→ **Aim**
Sort through the data and copy the lines holding the word "name".

☆ ☆ ☆ ☆ ☆

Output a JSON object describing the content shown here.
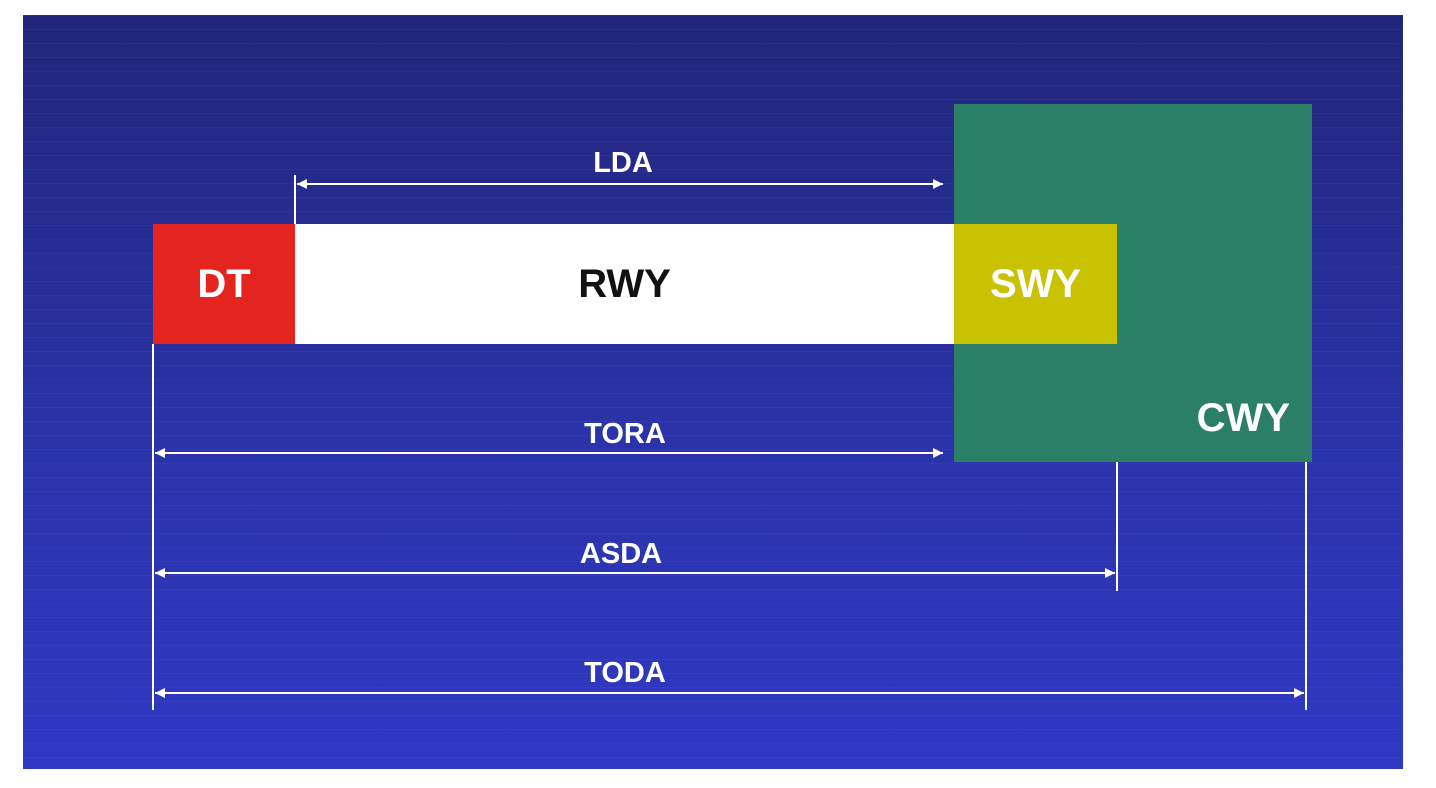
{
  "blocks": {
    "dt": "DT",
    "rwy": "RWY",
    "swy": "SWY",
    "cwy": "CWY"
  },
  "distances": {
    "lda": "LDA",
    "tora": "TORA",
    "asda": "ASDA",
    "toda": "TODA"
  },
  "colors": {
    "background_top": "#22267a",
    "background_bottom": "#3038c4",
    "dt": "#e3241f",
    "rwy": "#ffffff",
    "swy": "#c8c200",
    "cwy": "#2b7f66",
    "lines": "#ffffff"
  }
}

☆ ☆ ☆ ☆ ☆

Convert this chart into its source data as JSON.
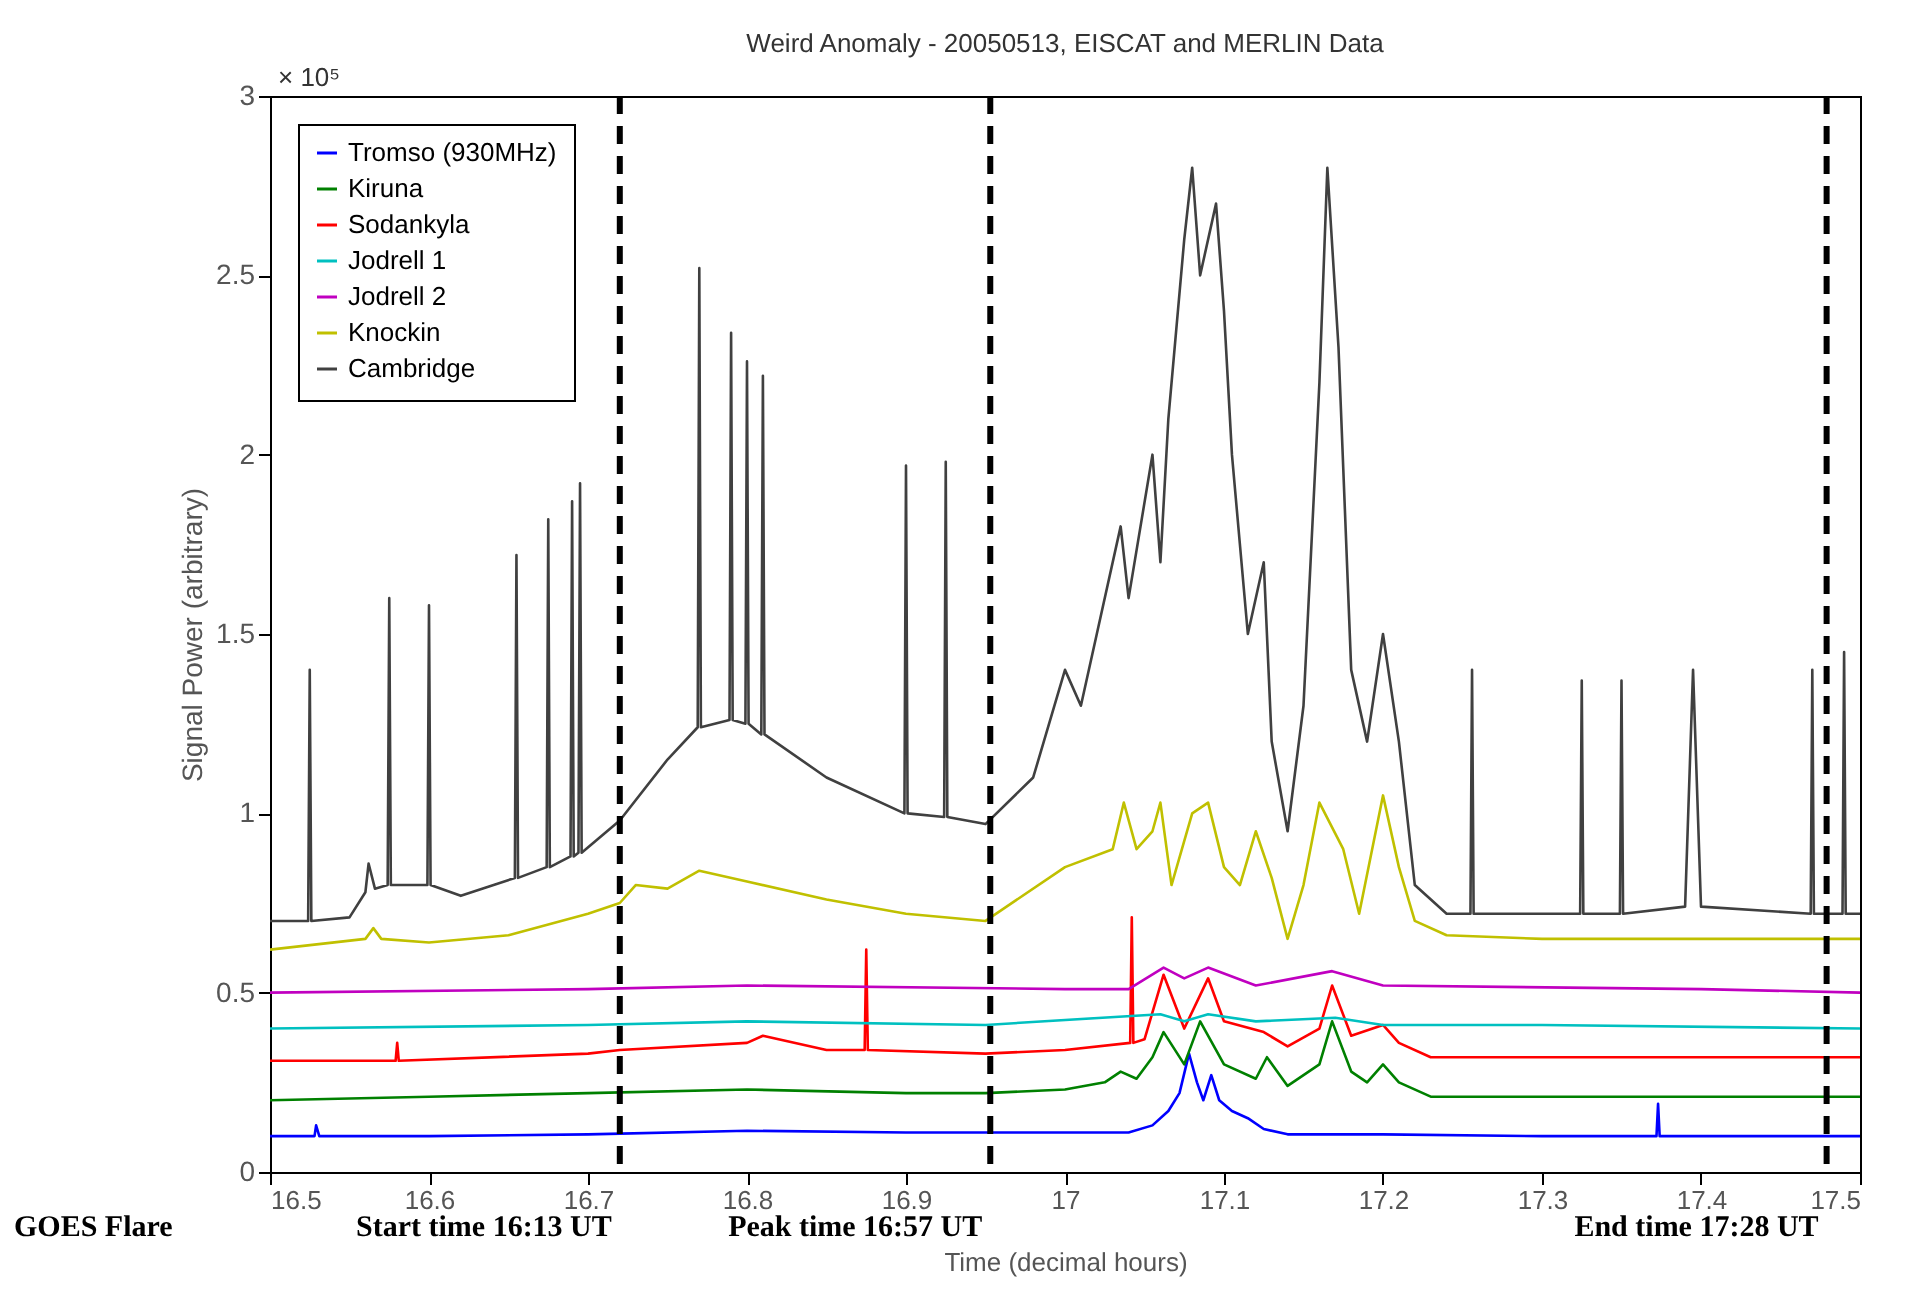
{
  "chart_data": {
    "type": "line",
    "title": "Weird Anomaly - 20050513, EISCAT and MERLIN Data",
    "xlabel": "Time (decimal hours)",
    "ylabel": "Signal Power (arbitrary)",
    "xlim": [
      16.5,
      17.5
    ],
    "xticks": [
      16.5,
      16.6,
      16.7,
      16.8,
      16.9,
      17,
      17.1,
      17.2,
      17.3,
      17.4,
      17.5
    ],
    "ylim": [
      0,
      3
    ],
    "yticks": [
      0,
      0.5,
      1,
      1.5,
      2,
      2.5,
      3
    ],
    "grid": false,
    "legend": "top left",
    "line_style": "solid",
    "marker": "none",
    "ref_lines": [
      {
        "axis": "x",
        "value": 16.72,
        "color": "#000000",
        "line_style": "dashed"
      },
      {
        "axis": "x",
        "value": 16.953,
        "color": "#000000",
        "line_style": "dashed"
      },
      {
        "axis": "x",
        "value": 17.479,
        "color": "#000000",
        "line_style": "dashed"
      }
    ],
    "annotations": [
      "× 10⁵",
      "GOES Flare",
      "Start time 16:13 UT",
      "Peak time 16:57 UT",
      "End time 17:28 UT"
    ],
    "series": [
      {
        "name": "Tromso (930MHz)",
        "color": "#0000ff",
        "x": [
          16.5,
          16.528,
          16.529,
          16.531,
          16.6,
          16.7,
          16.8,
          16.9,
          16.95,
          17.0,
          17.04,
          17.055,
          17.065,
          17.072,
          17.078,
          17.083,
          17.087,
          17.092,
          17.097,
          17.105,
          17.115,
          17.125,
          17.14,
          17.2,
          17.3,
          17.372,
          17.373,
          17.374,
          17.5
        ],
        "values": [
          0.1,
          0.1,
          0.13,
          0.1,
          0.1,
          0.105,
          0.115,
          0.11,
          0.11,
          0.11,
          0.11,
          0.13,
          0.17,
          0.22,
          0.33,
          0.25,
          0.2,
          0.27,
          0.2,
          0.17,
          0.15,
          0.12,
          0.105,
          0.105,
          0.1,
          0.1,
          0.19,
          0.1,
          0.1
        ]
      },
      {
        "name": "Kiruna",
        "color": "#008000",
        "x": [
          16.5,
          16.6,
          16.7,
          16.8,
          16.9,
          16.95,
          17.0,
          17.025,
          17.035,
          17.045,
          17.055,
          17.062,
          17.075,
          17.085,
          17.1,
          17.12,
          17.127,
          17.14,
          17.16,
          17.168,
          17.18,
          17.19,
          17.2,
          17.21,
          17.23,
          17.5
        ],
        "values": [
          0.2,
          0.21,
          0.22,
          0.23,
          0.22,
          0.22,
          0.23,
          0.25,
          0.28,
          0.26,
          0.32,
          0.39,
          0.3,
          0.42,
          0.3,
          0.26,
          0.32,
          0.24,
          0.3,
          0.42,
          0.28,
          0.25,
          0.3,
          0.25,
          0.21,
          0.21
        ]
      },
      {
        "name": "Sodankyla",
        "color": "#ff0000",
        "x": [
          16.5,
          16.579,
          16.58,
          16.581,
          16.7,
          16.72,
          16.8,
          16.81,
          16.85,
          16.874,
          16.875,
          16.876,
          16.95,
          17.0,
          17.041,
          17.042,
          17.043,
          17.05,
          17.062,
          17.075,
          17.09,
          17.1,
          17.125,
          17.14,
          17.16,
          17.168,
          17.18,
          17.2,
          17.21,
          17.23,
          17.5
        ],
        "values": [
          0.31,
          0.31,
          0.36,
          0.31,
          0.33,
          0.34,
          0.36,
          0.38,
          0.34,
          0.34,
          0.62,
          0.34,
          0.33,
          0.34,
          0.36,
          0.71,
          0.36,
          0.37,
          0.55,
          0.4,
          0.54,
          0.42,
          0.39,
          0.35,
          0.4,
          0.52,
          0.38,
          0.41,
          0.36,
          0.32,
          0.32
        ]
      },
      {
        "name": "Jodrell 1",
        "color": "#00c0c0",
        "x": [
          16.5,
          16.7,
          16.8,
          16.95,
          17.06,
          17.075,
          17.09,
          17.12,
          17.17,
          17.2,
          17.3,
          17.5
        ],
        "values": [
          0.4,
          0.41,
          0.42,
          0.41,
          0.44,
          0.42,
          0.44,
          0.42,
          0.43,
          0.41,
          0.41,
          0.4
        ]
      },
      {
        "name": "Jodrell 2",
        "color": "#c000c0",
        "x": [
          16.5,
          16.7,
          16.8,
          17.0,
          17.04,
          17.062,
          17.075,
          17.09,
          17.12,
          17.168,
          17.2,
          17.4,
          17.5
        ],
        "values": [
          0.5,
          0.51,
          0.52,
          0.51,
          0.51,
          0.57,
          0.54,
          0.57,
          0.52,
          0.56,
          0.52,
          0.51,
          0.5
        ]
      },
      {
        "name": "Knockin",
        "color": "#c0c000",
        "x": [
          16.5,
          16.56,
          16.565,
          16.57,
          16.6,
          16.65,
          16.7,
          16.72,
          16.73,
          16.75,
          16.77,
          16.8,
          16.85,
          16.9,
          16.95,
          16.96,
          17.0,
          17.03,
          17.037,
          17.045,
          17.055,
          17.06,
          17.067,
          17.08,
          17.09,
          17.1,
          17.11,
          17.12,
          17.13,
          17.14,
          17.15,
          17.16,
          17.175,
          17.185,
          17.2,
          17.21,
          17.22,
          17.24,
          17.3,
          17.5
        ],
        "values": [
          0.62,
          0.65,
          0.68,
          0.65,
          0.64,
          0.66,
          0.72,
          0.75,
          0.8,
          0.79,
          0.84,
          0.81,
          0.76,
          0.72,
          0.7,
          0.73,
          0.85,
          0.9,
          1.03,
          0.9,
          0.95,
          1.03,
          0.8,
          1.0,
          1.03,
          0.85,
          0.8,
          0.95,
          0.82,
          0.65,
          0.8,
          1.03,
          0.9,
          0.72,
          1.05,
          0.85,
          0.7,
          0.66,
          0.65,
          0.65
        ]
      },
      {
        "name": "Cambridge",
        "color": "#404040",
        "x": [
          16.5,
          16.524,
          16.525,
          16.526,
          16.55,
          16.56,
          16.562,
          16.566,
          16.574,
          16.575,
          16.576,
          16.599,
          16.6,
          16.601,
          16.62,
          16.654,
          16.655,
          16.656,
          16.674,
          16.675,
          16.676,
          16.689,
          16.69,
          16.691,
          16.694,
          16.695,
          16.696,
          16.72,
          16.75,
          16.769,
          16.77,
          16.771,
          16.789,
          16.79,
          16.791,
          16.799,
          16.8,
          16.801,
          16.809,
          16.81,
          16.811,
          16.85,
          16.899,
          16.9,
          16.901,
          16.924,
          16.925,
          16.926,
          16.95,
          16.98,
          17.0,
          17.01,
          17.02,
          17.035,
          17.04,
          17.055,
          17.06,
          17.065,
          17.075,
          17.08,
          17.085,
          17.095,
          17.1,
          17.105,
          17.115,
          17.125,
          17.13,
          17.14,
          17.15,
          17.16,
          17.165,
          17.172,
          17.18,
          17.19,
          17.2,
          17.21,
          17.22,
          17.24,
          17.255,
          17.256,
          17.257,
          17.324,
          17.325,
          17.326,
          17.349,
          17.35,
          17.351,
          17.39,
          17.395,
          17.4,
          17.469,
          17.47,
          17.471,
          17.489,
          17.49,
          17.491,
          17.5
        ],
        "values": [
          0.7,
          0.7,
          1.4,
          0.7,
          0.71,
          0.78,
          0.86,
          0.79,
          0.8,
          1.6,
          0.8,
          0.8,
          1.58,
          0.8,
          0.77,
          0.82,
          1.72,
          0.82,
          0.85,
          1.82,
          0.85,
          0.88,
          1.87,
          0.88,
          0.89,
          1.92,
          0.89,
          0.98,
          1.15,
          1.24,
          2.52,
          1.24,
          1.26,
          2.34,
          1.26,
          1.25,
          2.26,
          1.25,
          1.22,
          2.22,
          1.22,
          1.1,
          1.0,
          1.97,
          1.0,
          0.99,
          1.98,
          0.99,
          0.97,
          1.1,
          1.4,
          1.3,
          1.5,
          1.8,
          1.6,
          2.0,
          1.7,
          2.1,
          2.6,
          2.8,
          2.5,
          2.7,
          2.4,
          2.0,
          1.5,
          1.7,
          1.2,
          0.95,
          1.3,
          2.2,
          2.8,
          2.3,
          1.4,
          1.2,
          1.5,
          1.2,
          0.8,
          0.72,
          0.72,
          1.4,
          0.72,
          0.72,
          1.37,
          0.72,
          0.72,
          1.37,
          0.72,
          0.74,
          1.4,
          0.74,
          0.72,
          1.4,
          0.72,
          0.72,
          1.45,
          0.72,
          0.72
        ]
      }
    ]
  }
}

☆ ☆ ☆ ☆ ☆

→ **Output for this exercise**
        "name": "Tromso (930MHz)",
        "name": "Kiruna",
        "name": "Sodankyla",
        "name": "Jodrell 1",
        "name": "Jodrell 2",
        "name": "Knockin",
        "name": "Cambridge",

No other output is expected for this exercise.